Scan the records below. List lines holding "title".

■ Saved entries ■
[start]

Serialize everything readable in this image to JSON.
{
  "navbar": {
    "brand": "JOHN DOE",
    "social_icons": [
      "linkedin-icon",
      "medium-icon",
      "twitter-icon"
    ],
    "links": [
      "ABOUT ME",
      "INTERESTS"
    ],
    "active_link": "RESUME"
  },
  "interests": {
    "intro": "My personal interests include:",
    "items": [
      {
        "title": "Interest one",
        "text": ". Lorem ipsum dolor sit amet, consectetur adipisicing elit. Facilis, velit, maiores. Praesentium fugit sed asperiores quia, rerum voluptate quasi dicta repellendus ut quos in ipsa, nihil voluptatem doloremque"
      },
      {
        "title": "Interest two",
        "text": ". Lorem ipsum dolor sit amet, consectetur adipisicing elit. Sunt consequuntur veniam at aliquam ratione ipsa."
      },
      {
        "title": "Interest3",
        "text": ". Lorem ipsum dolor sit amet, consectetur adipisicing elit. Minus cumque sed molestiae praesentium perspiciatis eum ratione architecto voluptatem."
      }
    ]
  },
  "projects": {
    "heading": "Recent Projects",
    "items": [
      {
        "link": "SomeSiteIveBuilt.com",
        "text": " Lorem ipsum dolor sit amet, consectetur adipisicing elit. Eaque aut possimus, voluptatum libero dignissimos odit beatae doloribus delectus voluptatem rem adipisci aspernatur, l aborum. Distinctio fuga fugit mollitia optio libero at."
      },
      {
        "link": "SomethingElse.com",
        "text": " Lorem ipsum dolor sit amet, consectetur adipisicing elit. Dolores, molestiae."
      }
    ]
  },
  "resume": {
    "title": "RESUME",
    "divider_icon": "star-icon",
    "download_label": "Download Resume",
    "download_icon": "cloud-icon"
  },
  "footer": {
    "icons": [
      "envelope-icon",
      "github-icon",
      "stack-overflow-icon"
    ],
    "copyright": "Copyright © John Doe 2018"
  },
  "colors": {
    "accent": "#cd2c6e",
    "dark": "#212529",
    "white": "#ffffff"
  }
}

[end]

■ Answer ■
        "title": "Interest one",
        "title": "Interest two",
        "title": "Interest3",
    "title": "RESUME",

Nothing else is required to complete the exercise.